Exercise description: Copy each line with the word "conditioning" in it.

Supplied data:
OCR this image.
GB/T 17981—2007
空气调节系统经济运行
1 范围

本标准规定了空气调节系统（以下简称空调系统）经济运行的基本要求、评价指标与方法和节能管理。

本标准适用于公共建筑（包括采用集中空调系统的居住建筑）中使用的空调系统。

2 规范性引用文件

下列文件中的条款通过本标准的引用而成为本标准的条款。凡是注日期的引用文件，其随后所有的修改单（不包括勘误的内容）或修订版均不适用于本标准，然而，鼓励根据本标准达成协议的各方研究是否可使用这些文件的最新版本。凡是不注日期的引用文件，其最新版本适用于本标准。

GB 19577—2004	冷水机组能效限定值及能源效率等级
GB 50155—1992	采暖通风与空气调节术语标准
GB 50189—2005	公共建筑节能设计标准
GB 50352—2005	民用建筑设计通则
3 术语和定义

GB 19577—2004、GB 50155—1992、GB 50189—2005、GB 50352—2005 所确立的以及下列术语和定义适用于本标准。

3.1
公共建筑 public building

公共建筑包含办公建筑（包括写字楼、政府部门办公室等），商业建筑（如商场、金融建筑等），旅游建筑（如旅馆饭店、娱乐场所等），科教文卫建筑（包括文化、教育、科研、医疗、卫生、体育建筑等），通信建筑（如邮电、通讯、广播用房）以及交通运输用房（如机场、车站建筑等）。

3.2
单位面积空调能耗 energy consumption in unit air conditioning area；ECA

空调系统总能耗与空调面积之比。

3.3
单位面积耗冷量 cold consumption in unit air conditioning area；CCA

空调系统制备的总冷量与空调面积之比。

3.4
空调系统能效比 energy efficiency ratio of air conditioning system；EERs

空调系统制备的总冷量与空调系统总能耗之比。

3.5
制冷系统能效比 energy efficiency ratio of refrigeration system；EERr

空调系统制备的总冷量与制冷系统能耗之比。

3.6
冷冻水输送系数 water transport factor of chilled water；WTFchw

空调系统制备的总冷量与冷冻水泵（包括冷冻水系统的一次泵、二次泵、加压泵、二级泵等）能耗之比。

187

Finished answer:
单位面积空调能耗 energy consumption in unit air conditioning area；ECA
单位面积耗冷量 cold consumption in unit air conditioning area；CCA
空调系统能效比 energy efficiency ratio of air conditioning system；EERs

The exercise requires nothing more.